DATA FOR PROCESSING:
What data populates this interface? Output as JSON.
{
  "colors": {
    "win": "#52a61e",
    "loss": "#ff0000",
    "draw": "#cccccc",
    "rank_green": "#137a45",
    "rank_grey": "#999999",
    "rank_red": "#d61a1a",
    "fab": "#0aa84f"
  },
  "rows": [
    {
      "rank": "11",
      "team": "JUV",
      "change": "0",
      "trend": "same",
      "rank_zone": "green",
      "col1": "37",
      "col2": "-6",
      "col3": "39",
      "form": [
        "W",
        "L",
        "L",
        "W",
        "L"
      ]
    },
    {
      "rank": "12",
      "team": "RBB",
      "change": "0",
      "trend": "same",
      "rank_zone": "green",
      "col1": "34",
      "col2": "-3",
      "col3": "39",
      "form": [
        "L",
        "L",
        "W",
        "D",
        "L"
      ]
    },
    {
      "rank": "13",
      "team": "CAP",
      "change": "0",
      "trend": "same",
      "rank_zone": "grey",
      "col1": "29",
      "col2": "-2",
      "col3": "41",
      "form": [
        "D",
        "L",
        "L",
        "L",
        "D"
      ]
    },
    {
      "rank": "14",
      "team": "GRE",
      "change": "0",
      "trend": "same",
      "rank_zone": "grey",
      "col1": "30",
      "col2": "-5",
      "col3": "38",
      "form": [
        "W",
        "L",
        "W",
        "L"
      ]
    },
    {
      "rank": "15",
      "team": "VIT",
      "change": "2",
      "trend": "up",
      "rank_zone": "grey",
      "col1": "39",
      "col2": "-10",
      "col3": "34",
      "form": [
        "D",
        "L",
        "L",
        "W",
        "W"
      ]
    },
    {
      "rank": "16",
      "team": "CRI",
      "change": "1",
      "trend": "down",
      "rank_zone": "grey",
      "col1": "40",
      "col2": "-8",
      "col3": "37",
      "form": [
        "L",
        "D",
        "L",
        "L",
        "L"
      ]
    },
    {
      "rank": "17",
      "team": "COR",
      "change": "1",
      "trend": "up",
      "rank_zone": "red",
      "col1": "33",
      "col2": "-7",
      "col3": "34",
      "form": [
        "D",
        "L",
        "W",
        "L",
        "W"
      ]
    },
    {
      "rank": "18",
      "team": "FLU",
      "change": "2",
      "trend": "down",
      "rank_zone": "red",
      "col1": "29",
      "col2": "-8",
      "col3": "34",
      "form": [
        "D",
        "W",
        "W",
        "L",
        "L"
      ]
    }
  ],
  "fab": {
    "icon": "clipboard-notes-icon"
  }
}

...

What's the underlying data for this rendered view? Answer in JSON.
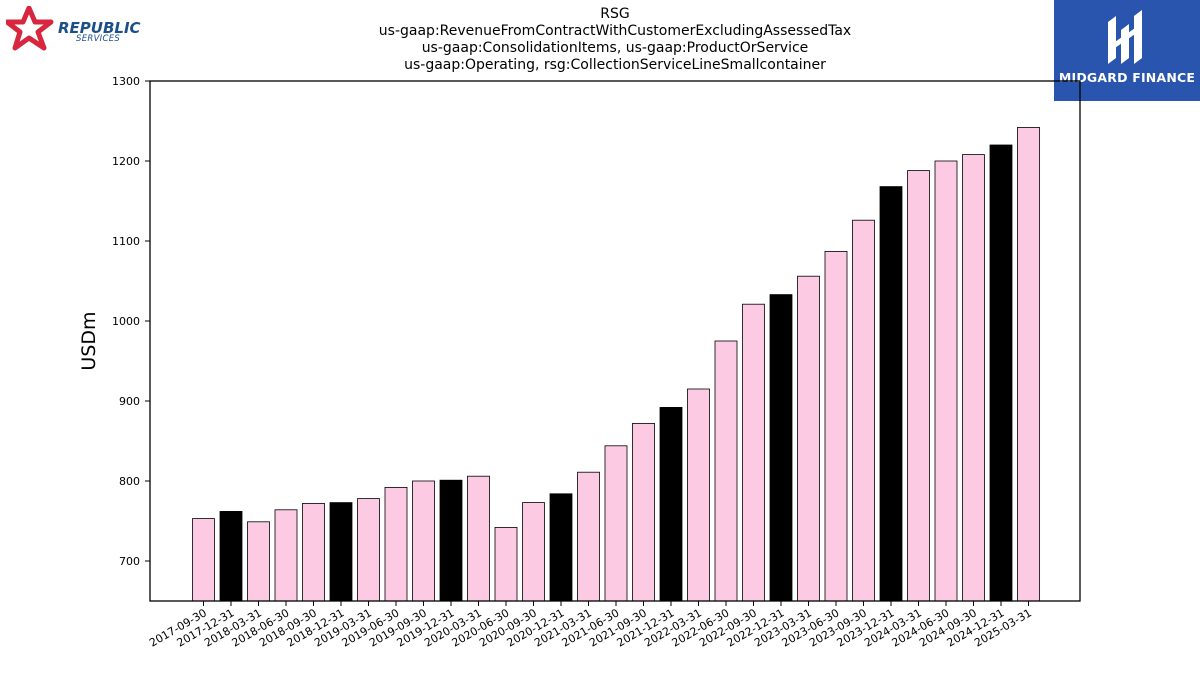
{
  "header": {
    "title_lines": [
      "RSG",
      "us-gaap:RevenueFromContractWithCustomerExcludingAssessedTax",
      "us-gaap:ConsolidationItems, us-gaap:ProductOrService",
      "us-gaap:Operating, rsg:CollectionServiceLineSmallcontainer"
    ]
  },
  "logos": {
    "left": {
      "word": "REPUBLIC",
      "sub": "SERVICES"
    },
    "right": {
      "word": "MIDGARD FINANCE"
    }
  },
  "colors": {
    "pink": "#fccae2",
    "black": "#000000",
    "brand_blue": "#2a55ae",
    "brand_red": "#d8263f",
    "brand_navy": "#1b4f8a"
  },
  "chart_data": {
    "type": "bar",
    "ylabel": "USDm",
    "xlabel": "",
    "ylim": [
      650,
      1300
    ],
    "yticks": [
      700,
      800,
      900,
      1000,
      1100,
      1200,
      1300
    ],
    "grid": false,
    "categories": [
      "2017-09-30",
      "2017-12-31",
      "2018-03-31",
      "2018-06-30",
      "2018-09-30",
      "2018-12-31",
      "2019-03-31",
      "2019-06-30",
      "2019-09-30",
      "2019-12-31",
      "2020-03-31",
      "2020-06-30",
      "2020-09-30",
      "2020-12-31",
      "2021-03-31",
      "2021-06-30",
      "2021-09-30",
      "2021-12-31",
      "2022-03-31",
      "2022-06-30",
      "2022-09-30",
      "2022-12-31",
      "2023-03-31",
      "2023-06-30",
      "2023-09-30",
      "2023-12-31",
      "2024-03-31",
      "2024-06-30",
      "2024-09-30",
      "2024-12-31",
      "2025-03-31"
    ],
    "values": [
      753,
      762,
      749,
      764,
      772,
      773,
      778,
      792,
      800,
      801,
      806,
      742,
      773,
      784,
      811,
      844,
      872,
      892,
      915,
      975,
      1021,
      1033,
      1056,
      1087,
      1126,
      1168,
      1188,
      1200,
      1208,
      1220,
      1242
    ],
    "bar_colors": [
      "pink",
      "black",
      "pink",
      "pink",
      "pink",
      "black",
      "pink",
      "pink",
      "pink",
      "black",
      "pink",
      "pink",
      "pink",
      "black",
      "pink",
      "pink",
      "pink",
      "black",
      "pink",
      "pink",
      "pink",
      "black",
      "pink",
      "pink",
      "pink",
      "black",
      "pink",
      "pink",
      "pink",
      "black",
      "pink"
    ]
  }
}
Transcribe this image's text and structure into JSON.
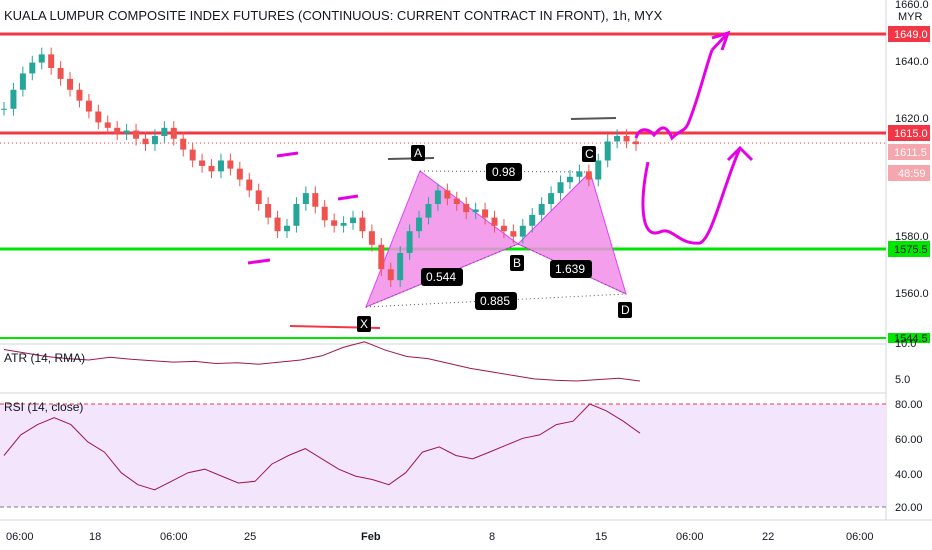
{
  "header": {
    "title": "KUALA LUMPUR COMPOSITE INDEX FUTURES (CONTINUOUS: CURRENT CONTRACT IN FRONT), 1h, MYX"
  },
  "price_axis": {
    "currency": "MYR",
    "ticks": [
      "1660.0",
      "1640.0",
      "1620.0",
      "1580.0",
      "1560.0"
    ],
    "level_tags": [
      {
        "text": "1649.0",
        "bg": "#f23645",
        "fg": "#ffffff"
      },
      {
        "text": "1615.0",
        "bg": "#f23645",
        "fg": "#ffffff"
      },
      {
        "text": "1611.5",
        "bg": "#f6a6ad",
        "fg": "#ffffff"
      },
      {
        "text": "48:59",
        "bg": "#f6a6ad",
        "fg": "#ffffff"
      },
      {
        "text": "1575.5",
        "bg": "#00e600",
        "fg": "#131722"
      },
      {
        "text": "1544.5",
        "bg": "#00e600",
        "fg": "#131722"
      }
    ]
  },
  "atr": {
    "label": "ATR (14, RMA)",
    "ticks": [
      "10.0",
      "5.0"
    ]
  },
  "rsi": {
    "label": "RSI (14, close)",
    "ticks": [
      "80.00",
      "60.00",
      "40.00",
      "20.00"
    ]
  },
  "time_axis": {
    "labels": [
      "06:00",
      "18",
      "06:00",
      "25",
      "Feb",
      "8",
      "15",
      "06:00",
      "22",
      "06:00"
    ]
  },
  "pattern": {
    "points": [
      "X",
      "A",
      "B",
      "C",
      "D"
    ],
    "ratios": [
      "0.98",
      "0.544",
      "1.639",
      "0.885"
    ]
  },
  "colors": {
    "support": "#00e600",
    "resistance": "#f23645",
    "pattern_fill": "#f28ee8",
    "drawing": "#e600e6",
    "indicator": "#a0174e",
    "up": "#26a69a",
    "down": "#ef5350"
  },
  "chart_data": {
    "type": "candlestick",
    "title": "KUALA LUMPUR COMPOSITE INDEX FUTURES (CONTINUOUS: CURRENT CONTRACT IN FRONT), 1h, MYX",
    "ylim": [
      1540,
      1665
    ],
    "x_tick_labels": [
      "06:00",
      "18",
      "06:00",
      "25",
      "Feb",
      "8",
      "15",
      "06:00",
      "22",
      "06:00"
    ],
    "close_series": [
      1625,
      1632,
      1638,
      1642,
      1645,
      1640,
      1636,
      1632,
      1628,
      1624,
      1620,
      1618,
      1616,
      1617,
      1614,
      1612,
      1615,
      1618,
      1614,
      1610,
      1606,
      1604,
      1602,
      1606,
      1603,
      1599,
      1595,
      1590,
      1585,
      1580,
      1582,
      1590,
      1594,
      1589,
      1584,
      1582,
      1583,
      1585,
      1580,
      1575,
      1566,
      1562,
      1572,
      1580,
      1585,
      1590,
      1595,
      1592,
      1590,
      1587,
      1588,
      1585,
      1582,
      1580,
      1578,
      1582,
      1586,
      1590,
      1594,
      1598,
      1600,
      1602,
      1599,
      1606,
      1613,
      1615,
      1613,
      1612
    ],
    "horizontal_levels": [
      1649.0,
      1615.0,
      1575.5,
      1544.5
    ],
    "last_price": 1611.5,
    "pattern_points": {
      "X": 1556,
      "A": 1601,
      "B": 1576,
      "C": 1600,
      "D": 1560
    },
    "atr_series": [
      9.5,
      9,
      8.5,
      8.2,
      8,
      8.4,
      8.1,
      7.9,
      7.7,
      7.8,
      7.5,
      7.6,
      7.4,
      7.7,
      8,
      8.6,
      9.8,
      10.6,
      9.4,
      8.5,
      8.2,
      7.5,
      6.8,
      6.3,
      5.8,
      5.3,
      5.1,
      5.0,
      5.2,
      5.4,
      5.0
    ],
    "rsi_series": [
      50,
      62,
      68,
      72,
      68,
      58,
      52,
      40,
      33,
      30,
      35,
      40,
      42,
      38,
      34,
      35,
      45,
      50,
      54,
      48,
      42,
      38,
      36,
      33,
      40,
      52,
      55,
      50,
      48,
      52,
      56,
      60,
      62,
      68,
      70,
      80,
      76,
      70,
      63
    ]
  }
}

TO DO:
State how many lines of the material contain the string "INDEX", with no other words.

ANSWER FOR THIS EXERCISE:
2